▸ PROBLEM STATEMENT: Each record below is to be copied word for word, with pictures removed.

▸ MATERIAL FOR THE TASK:
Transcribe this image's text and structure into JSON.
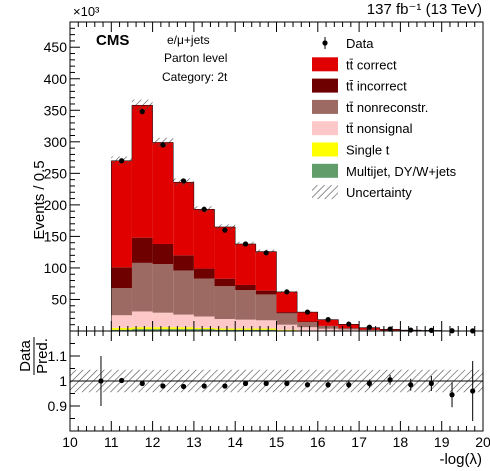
{
  "header": {
    "exponent_label": "×10³",
    "lumi_label": "137 fb⁻¹ (13 TeV)",
    "experiment": "CMS",
    "channel": "e/μ+jets",
    "level": "Parton level",
    "category": "Category: 2t"
  },
  "chart_data": [
    {
      "type": "bar",
      "subtype": "stacked-histogram",
      "xlabel": "-log(λ)",
      "ylabel": "Events / 0.5",
      "y_multiplier": 1000,
      "xlim": [
        10,
        20
      ],
      "ylim": [
        0,
        490
      ],
      "x_ticks": [
        10,
        11,
        12,
        13,
        14,
        15,
        16,
        17,
        18,
        19,
        20
      ],
      "y_ticks": [
        50,
        100,
        150,
        200,
        250,
        300,
        350,
        400,
        450
      ],
      "bin_edges": [
        10.5,
        11.0,
        11.5,
        12.0,
        12.5,
        13.0,
        13.5,
        14.0,
        14.5,
        15.0,
        15.5,
        16.0,
        16.5,
        17.0,
        17.5,
        18.0,
        18.5,
        19.0,
        19.5,
        20.0
      ],
      "series": [
        {
          "name": "Multijet, DY/W+jets",
          "color": "#619c6b",
          "values": [
            0,
            2,
            3,
            3,
            3,
            3,
            2,
            2,
            2,
            1,
            0.5,
            0.3,
            0.2,
            0.1,
            0.1,
            0,
            0,
            0,
            0
          ]
        },
        {
          "name": "Single t",
          "color": "#ffff00",
          "values": [
            0,
            3,
            3,
            3,
            3,
            2,
            2,
            2,
            2,
            1,
            0.5,
            0.3,
            0.2,
            0.1,
            0.1,
            0,
            0,
            0,
            0
          ]
        },
        {
          "name": "tt̄ nonsignal",
          "color": "#ffc8c8",
          "values": [
            0,
            20,
            25,
            23,
            20,
            18,
            15,
            14,
            13,
            8,
            5,
            3,
            2,
            1,
            0.5,
            0.3,
            0.2,
            0.1,
            0.1
          ]
        },
        {
          "name": "tt̄ nonreconstr.",
          "color": "#9d6a63",
          "values": [
            0,
            43,
            77,
            77,
            70,
            60,
            52,
            47,
            41,
            18,
            8,
            4,
            2,
            1,
            0.5,
            0.3,
            0.2,
            0.1,
            0.1
          ]
        },
        {
          "name": "tt̄ incorrect",
          "color": "#6e0000",
          "values": [
            0,
            33,
            40,
            32,
            24,
            16,
            12,
            8,
            6,
            2,
            1,
            0.5,
            0.3,
            0.2,
            0.1,
            0,
            0,
            0,
            0
          ]
        },
        {
          "name": "tt̄ correct",
          "color": "#e00000",
          "values": [
            0,
            169,
            210,
            161,
            116,
            94,
            82,
            65,
            62,
            32,
            15,
            10,
            6,
            3,
            1.5,
            0.8,
            0.5,
            0.2,
            0.1
          ]
        }
      ],
      "data_points": {
        "name": "Data",
        "values": [
          0,
          270,
          348,
          295,
          238,
          193,
          160,
          138,
          124,
          62,
          30,
          18,
          11,
          6,
          3,
          1.5,
          1,
          0.4,
          0.2
        ]
      },
      "uncertainty_label": "Uncertainty",
      "legend": [
        "Data",
        "tt̄ correct",
        "tt̄ incorrect",
        "tt̄ nonreconstr.",
        "tt̄ nonsignal",
        "Single t",
        "Multijet, DY/W+jets",
        "Uncertainty"
      ],
      "legend_position": "top-right"
    },
    {
      "type": "scatter",
      "subtype": "ratio-panel",
      "ylabel_top": "Data",
      "ylabel_bottom": "Pred.",
      "xlim": [
        10,
        20
      ],
      "ylim": [
        0.8,
        1.2
      ],
      "y_ticks": [
        0.9,
        1,
        1.1
      ],
      "reference_line": 1,
      "uncertainty_band": [
        0.955,
        1.045
      ],
      "x": [
        10.75,
        11.25,
        11.75,
        12.25,
        12.75,
        13.25,
        13.75,
        14.25,
        14.75,
        15.25,
        15.75,
        16.25,
        16.75,
        17.25,
        17.75,
        18.25,
        18.75,
        19.25,
        19.75
      ],
      "values": [
        1.0,
        1.002,
        0.99,
        0.98,
        0.978,
        0.98,
        0.98,
        0.99,
        0.99,
        0.99,
        0.985,
        0.985,
        0.985,
        0.99,
        1.005,
        0.985,
        0.99,
        0.945,
        0.96
      ],
      "errors": [
        0.1,
        0.005,
        0.004,
        0.004,
        0.004,
        0.004,
        0.004,
        0.005,
        0.005,
        0.007,
        0.01,
        0.012,
        0.014,
        0.016,
        0.02,
        0.024,
        0.03,
        0.05,
        0.12
      ]
    }
  ]
}
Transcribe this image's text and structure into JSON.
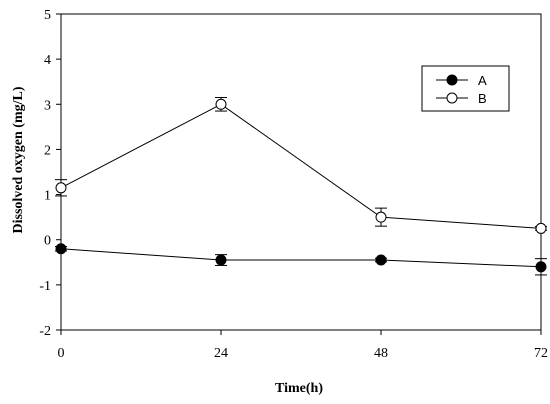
{
  "chart_data": {
    "type": "line",
    "xlabel": "Time(h)",
    "ylabel": "Dissolved oxygen (mg/L)",
    "xlim": [
      0,
      72
    ],
    "ylim": [
      -2,
      5
    ],
    "xticks": [
      0,
      24,
      48,
      72
    ],
    "yticks": [
      -2,
      -1,
      0,
      1,
      2,
      3,
      4,
      5
    ],
    "grid": false,
    "legend": "top-right",
    "x": [
      0,
      24,
      48,
      72
    ],
    "series": [
      {
        "name": "A",
        "marker": "filled-circle",
        "color": "#000000",
        "values": [
          -0.2,
          -0.45,
          -0.45,
          -0.6
        ],
        "errors": [
          0.05,
          0.12,
          0.04,
          0.18
        ]
      },
      {
        "name": "B",
        "marker": "open-circle",
        "color": "#000000",
        "values": [
          1.15,
          3.0,
          0.5,
          0.25
        ],
        "errors": [
          0.18,
          0.15,
          0.2,
          0.04
        ]
      }
    ]
  }
}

▸ TASK SOLUTION:
Transcribe this image's text and structure into JSON.
{
  "header": {
    "exponent_label": "×10³",
    "lumi_label": "137 fb⁻¹ (13 TeV)",
    "experiment": "CMS",
    "channel": "e/μ+jets",
    "level": "Parton level",
    "category": "Category: 2t"
  },
  "chart_data": [
    {
      "type": "bar",
      "subtype": "stacked-histogram",
      "xlabel": "-log(λ)",
      "ylabel": "Events / 0.5",
      "y_multiplier": 1000,
      "xlim": [
        10,
        20
      ],
      "ylim": [
        0,
        490
      ],
      "x_ticks": [
        10,
        11,
        12,
        13,
        14,
        15,
        16,
        17,
        18,
        19,
        20
      ],
      "y_ticks": [
        50,
        100,
        150,
        200,
        250,
        300,
        350,
        400,
        450
      ],
      "bin_edges": [
        10.5,
        11.0,
        11.5,
        12.0,
        12.5,
        13.0,
        13.5,
        14.0,
        14.5,
        15.0,
        15.5,
        16.0,
        16.5,
        17.0,
        17.5,
        18.0,
        18.5,
        19.0,
        19.5,
        20.0
      ],
      "series": [
        {
          "name": "Multijet, DY/W+jets",
          "color": "#619c6b",
          "values": [
            0,
            2,
            3,
            3,
            3,
            3,
            2,
            2,
            2,
            1,
            0.5,
            0.3,
            0.2,
            0.1,
            0.1,
            0,
            0,
            0,
            0
          ]
        },
        {
          "name": "Single t",
          "color": "#ffff00",
          "values": [
            0,
            3,
            3,
            3,
            3,
            2,
            2,
            2,
            2,
            1,
            0.5,
            0.3,
            0.2,
            0.1,
            0.1,
            0,
            0,
            0,
            0
          ]
        },
        {
          "name": "tt̄ nonsignal",
          "color": "#ffc8c8",
          "values": [
            0,
            20,
            25,
            23,
            20,
            18,
            15,
            14,
            13,
            8,
            5,
            3,
            2,
            1,
            0.5,
            0.3,
            0.2,
            0.1,
            0.1
          ]
        },
        {
          "name": "tt̄ nonreconstr.",
          "color": "#9d6a63",
          "values": [
            0,
            43,
            77,
            77,
            70,
            60,
            52,
            47,
            41,
            18,
            8,
            4,
            2,
            1,
            0.5,
            0.3,
            0.2,
            0.1,
            0.1
          ]
        },
        {
          "name": "tt̄ incorrect",
          "color": "#6e0000",
          "values": [
            0,
            33,
            40,
            32,
            24,
            16,
            12,
            8,
            6,
            2,
            1,
            0.5,
            0.3,
            0.2,
            0.1,
            0,
            0,
            0,
            0
          ]
        },
        {
          "name": "tt̄ correct",
          "color": "#e00000",
          "values": [
            0,
            169,
            210,
            161,
            116,
            94,
            82,
            65,
            62,
            32,
            15,
            10,
            6,
            3,
            1.5,
            0.8,
            0.5,
            0.2,
            0.1
          ]
        }
      ],
      "data_points": {
        "name": "Data",
        "values": [
          0,
          270,
          348,
          295,
          238,
          193,
          160,
          138,
          124,
          62,
          30,
          18,
          11,
          6,
          3,
          1.5,
          1,
          0.4,
          0.2
        ]
      },
      "uncertainty_label": "Uncertainty",
      "legend": [
        "Data",
        "tt̄ correct",
        "tt̄ incorrect",
        "tt̄ nonreconstr.",
        "tt̄ nonsignal",
        "Single t",
        "Multijet, DY/W+jets",
        "Uncertainty"
      ],
      "legend_position": "top-right"
    },
    {
      "type": "scatter",
      "subtype": "ratio-panel",
      "ylabel_top": "Data",
      "ylabel_bottom": "Pred.",
      "xlim": [
        10,
        20
      ],
      "ylim": [
        0.8,
        1.2
      ],
      "y_ticks": [
        0.9,
        1,
        1.1
      ],
      "reference_line": 1,
      "uncertainty_band": [
        0.955,
        1.045
      ],
      "x": [
        10.75,
        11.25,
        11.75,
        12.25,
        12.75,
        13.25,
        13.75,
        14.25,
        14.75,
        15.25,
        15.75,
        16.25,
        16.75,
        17.25,
        17.75,
        18.25,
        18.75,
        19.25,
        19.75
      ],
      "values": [
        1.0,
        1.002,
        0.99,
        0.98,
        0.978,
        0.98,
        0.98,
        0.99,
        0.99,
        0.99,
        0.985,
        0.985,
        0.985,
        0.99,
        1.005,
        0.985,
        0.99,
        0.945,
        0.96
      ],
      "errors": [
        0.1,
        0.005,
        0.004,
        0.004,
        0.004,
        0.004,
        0.004,
        0.005,
        0.005,
        0.007,
        0.01,
        0.012,
        0.014,
        0.016,
        0.02,
        0.024,
        0.03,
        0.05,
        0.12
      ]
    }
  ]
}
Transcribe this image's text and structure into JSON.
{
  "chart_data": {
    "type": "line",
    "xlabel": "Time(h)",
    "ylabel": "Dissolved oxygen (mg/L)",
    "xlim": [
      0,
      72
    ],
    "ylim": [
      -2,
      5
    ],
    "xticks": [
      0,
      24,
      48,
      72
    ],
    "yticks": [
      -2,
      -1,
      0,
      1,
      2,
      3,
      4,
      5
    ],
    "grid": false,
    "legend": "top-right",
    "x": [
      0,
      24,
      48,
      72
    ],
    "series": [
      {
        "name": "A",
        "marker": "filled-circle",
        "color": "#000000",
        "values": [
          -0.2,
          -0.45,
          -0.45,
          -0.6
        ],
        "errors": [
          0.05,
          0.12,
          0.04,
          0.18
        ]
      },
      {
        "name": "B",
        "marker": "open-circle",
        "color": "#000000",
        "values": [
          1.15,
          3.0,
          0.5,
          0.25
        ],
        "errors": [
          0.18,
          0.15,
          0.2,
          0.04
        ]
      }
    ]
  }
}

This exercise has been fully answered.